:: Exercise goal ::
Retype the records that come next, word for word.

:: Provided material ::
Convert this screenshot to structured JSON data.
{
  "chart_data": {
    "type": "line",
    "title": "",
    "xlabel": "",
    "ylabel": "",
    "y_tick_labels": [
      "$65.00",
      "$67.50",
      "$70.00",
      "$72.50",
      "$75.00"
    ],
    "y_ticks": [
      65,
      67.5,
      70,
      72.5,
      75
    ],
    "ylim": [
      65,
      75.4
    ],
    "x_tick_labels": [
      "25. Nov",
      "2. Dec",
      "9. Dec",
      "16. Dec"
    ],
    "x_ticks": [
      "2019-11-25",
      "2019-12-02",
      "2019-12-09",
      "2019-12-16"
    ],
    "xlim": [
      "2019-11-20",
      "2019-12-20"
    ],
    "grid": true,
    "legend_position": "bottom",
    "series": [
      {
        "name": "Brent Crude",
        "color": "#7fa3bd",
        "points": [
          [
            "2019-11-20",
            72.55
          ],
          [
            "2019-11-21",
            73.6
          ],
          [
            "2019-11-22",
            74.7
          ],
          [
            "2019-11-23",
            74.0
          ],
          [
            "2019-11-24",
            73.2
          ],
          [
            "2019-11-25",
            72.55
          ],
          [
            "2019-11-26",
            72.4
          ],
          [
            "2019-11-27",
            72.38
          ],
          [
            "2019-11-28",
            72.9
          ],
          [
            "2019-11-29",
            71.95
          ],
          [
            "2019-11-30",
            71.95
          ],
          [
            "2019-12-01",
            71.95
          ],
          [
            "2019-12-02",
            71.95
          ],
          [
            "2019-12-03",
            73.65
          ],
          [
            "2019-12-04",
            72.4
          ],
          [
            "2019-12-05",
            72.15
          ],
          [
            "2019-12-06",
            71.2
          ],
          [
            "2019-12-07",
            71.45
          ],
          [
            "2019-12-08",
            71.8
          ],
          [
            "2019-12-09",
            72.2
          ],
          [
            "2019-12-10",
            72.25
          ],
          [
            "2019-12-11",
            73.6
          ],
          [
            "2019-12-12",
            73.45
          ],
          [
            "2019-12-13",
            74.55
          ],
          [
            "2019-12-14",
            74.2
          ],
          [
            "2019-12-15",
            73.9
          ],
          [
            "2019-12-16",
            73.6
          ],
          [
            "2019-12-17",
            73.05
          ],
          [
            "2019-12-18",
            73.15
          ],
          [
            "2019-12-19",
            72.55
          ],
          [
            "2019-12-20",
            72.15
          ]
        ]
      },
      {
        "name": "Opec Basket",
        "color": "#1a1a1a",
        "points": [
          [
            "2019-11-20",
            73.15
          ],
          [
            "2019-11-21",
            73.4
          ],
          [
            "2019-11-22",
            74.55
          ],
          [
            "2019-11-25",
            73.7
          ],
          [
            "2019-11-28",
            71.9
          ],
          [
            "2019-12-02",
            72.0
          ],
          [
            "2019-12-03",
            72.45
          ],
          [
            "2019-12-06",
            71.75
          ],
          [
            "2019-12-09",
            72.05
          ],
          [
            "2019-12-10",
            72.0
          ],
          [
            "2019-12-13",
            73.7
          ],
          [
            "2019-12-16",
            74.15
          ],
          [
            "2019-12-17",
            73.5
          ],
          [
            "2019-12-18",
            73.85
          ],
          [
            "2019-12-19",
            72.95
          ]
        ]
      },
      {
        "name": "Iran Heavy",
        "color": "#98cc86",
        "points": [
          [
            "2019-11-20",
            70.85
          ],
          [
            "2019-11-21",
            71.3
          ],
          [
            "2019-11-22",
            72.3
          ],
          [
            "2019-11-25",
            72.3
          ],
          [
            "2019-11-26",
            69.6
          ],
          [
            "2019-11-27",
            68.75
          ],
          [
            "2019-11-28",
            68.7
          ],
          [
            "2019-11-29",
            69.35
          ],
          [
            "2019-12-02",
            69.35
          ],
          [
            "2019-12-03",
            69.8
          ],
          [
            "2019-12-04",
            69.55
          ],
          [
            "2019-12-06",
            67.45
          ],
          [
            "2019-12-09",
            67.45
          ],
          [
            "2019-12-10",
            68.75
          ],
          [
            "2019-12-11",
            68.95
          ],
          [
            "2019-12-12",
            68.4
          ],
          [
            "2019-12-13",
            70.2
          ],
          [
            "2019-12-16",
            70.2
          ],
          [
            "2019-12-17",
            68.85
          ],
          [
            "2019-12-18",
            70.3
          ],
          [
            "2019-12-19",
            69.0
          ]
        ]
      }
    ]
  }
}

:: Finished task ::
Convert this screenshot to structured JSON data.
{
  "chart_data": {
    "type": "line",
    "title": "",
    "xlabel": "",
    "ylabel": "",
    "y_tick_labels": [
      "$65.00",
      "$67.50",
      "$70.00",
      "$72.50",
      "$75.00"
    ],
    "y_ticks": [
      65,
      67.5,
      70,
      72.5,
      75
    ],
    "ylim": [
      65,
      75.4
    ],
    "x_tick_labels": [
      "25. Nov",
      "2. Dec",
      "9. Dec",
      "16. Dec"
    ],
    "x_ticks": [
      "2019-11-25",
      "2019-12-02",
      "2019-12-09",
      "2019-12-16"
    ],
    "xlim": [
      "2019-11-20",
      "2019-12-20"
    ],
    "grid": true,
    "legend_position": "bottom",
    "series": [
      {
        "name": "Brent Crude",
        "color": "#7fa3bd",
        "points": [
          [
            "2019-11-20",
            72.55
          ],
          [
            "2019-11-21",
            73.6
          ],
          [
            "2019-11-22",
            74.7
          ],
          [
            "2019-11-23",
            74.0
          ],
          [
            "2019-11-24",
            73.2
          ],
          [
            "2019-11-25",
            72.55
          ],
          [
            "2019-11-26",
            72.4
          ],
          [
            "2019-11-27",
            72.38
          ],
          [
            "2019-11-28",
            72.9
          ],
          [
            "2019-11-29",
            71.95
          ],
          [
            "2019-11-30",
            71.95
          ],
          [
            "2019-12-01",
            71.95
          ],
          [
            "2019-12-02",
            71.95
          ],
          [
            "2019-12-03",
            73.65
          ],
          [
            "2019-12-04",
            72.4
          ],
          [
            "2019-12-05",
            72.15
          ],
          [
            "2019-12-06",
            71.2
          ],
          [
            "2019-12-07",
            71.45
          ],
          [
            "2019-12-08",
            71.8
          ],
          [
            "2019-12-09",
            72.2
          ],
          [
            "2019-12-10",
            72.25
          ],
          [
            "2019-12-11",
            73.6
          ],
          [
            "2019-12-12",
            73.45
          ],
          [
            "2019-12-13",
            74.55
          ],
          [
            "2019-12-14",
            74.2
          ],
          [
            "2019-12-15",
            73.9
          ],
          [
            "2019-12-16",
            73.6
          ],
          [
            "2019-12-17",
            73.05
          ],
          [
            "2019-12-18",
            73.15
          ],
          [
            "2019-12-19",
            72.55
          ],
          [
            "2019-12-20",
            72.15
          ]
        ]
      },
      {
        "name": "Opec Basket",
        "color": "#1a1a1a",
        "points": [
          [
            "2019-11-20",
            73.15
          ],
          [
            "2019-11-21",
            73.4
          ],
          [
            "2019-11-22",
            74.55
          ],
          [
            "2019-11-25",
            73.7
          ],
          [
            "2019-11-28",
            71.9
          ],
          [
            "2019-12-02",
            72.0
          ],
          [
            "2019-12-03",
            72.45
          ],
          [
            "2019-12-06",
            71.75
          ],
          [
            "2019-12-09",
            72.05
          ],
          [
            "2019-12-10",
            72.0
          ],
          [
            "2019-12-13",
            73.7
          ],
          [
            "2019-12-16",
            74.15
          ],
          [
            "2019-12-17",
            73.5
          ],
          [
            "2019-12-18",
            73.85
          ],
          [
            "2019-12-19",
            72.95
          ]
        ]
      },
      {
        "name": "Iran Heavy",
        "color": "#98cc86",
        "points": [
          [
            "2019-11-20",
            70.85
          ],
          [
            "2019-11-21",
            71.3
          ],
          [
            "2019-11-22",
            72.3
          ],
          [
            "2019-11-25",
            72.3
          ],
          [
            "2019-11-26",
            69.6
          ],
          [
            "2019-11-27",
            68.75
          ],
          [
            "2019-11-28",
            68.7
          ],
          [
            "2019-11-29",
            69.35
          ],
          [
            "2019-12-02",
            69.35
          ],
          [
            "2019-12-03",
            69.8
          ],
          [
            "2019-12-04",
            69.55
          ],
          [
            "2019-12-06",
            67.45
          ],
          [
            "2019-12-09",
            67.45
          ],
          [
            "2019-12-10",
            68.75
          ],
          [
            "2019-12-11",
            68.95
          ],
          [
            "2019-12-12",
            68.4
          ],
          [
            "2019-12-13",
            70.2
          ],
          [
            "2019-12-16",
            70.2
          ],
          [
            "2019-12-17",
            68.85
          ],
          [
            "2019-12-18",
            70.3
          ],
          [
            "2019-12-19",
            69.0
          ]
        ]
      }
    ]
  }
}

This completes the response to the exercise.